--- start EXTRACTED INFORMATION ---
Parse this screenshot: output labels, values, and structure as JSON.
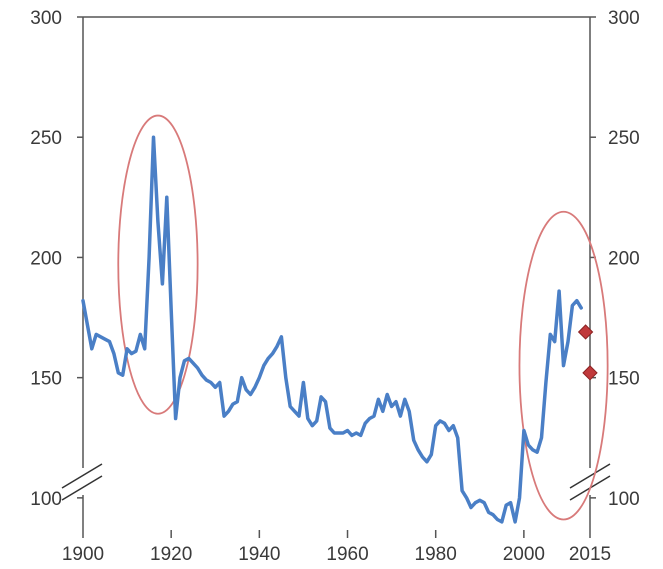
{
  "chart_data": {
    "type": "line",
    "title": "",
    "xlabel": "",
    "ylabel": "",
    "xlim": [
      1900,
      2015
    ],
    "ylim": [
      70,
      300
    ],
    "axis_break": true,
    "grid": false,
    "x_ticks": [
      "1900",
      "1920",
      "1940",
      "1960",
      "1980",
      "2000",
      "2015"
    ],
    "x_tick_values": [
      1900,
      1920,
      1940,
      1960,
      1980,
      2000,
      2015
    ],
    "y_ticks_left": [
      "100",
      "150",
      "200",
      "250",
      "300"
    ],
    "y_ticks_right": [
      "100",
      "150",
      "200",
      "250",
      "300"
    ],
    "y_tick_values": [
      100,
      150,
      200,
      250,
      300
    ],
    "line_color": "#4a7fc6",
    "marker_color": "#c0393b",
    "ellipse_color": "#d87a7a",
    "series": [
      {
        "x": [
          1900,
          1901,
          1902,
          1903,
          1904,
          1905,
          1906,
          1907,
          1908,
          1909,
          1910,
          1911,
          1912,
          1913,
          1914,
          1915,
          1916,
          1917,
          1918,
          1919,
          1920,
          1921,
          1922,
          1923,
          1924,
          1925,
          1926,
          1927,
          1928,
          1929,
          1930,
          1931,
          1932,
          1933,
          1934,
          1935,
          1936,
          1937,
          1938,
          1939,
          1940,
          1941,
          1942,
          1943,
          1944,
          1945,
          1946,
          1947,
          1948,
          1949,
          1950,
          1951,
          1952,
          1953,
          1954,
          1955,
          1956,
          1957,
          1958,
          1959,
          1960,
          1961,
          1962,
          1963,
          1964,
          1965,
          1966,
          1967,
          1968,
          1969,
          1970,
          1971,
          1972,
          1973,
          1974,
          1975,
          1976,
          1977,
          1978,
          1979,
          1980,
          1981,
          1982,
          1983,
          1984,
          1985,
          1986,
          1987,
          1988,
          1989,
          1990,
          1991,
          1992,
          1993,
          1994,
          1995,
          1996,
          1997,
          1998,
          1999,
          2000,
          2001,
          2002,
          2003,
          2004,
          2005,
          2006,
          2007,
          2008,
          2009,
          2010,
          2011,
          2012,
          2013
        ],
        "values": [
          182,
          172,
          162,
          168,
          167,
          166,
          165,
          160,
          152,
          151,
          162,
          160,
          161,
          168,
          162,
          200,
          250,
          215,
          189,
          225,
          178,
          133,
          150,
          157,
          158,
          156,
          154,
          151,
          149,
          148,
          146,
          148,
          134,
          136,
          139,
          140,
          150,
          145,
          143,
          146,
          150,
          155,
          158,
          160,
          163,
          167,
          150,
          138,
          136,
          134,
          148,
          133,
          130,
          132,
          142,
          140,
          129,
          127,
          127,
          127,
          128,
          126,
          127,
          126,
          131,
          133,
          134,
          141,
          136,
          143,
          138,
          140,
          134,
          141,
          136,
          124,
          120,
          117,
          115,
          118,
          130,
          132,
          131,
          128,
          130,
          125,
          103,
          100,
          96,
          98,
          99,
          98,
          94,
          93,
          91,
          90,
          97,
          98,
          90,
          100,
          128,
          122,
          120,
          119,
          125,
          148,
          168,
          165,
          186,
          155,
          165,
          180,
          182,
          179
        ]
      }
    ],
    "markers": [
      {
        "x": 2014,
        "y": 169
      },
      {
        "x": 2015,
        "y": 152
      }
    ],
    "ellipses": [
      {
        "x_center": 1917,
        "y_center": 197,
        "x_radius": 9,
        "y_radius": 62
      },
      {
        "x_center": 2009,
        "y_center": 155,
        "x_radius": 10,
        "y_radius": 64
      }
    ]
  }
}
--- end EXTRACTED INFORMATION ---
WHAT YOU NEED TO DO
Transcribe every line in the entries above, taking out only the images.

COMPLETE RESPONSE
Parse this screenshot: output labels, values, and structure as JSON.
{
  "chart_data": {
    "type": "line",
    "title": "",
    "xlabel": "",
    "ylabel": "",
    "xlim": [
      1900,
      2015
    ],
    "ylim": [
      70,
      300
    ],
    "axis_break": true,
    "grid": false,
    "x_ticks": [
      "1900",
      "1920",
      "1940",
      "1960",
      "1980",
      "2000",
      "2015"
    ],
    "x_tick_values": [
      1900,
      1920,
      1940,
      1960,
      1980,
      2000,
      2015
    ],
    "y_ticks_left": [
      "100",
      "150",
      "200",
      "250",
      "300"
    ],
    "y_ticks_right": [
      "100",
      "150",
      "200",
      "250",
      "300"
    ],
    "y_tick_values": [
      100,
      150,
      200,
      250,
      300
    ],
    "line_color": "#4a7fc6",
    "marker_color": "#c0393b",
    "ellipse_color": "#d87a7a",
    "series": [
      {
        "x": [
          1900,
          1901,
          1902,
          1903,
          1904,
          1905,
          1906,
          1907,
          1908,
          1909,
          1910,
          1911,
          1912,
          1913,
          1914,
          1915,
          1916,
          1917,
          1918,
          1919,
          1920,
          1921,
          1922,
          1923,
          1924,
          1925,
          1926,
          1927,
          1928,
          1929,
          1930,
          1931,
          1932,
          1933,
          1934,
          1935,
          1936,
          1937,
          1938,
          1939,
          1940,
          1941,
          1942,
          1943,
          1944,
          1945,
          1946,
          1947,
          1948,
          1949,
          1950,
          1951,
          1952,
          1953,
          1954,
          1955,
          1956,
          1957,
          1958,
          1959,
          1960,
          1961,
          1962,
          1963,
          1964,
          1965,
          1966,
          1967,
          1968,
          1969,
          1970,
          1971,
          1972,
          1973,
          1974,
          1975,
          1976,
          1977,
          1978,
          1979,
          1980,
          1981,
          1982,
          1983,
          1984,
          1985,
          1986,
          1987,
          1988,
          1989,
          1990,
          1991,
          1992,
          1993,
          1994,
          1995,
          1996,
          1997,
          1998,
          1999,
          2000,
          2001,
          2002,
          2003,
          2004,
          2005,
          2006,
          2007,
          2008,
          2009,
          2010,
          2011,
          2012,
          2013
        ],
        "values": [
          182,
          172,
          162,
          168,
          167,
          166,
          165,
          160,
          152,
          151,
          162,
          160,
          161,
          168,
          162,
          200,
          250,
          215,
          189,
          225,
          178,
          133,
          150,
          157,
          158,
          156,
          154,
          151,
          149,
          148,
          146,
          148,
          134,
          136,
          139,
          140,
          150,
          145,
          143,
          146,
          150,
          155,
          158,
          160,
          163,
          167,
          150,
          138,
          136,
          134,
          148,
          133,
          130,
          132,
          142,
          140,
          129,
          127,
          127,
          127,
          128,
          126,
          127,
          126,
          131,
          133,
          134,
          141,
          136,
          143,
          138,
          140,
          134,
          141,
          136,
          124,
          120,
          117,
          115,
          118,
          130,
          132,
          131,
          128,
          130,
          125,
          103,
          100,
          96,
          98,
          99,
          98,
          94,
          93,
          91,
          90,
          97,
          98,
          90,
          100,
          128,
          122,
          120,
          119,
          125,
          148,
          168,
          165,
          186,
          155,
          165,
          180,
          182,
          179
        ]
      }
    ],
    "markers": [
      {
        "x": 2014,
        "y": 169
      },
      {
        "x": 2015,
        "y": 152
      }
    ],
    "ellipses": [
      {
        "x_center": 1917,
        "y_center": 197,
        "x_radius": 9,
        "y_radius": 62
      },
      {
        "x_center": 2009,
        "y_center": 155,
        "x_radius": 10,
        "y_radius": 64
      }
    ]
  }
}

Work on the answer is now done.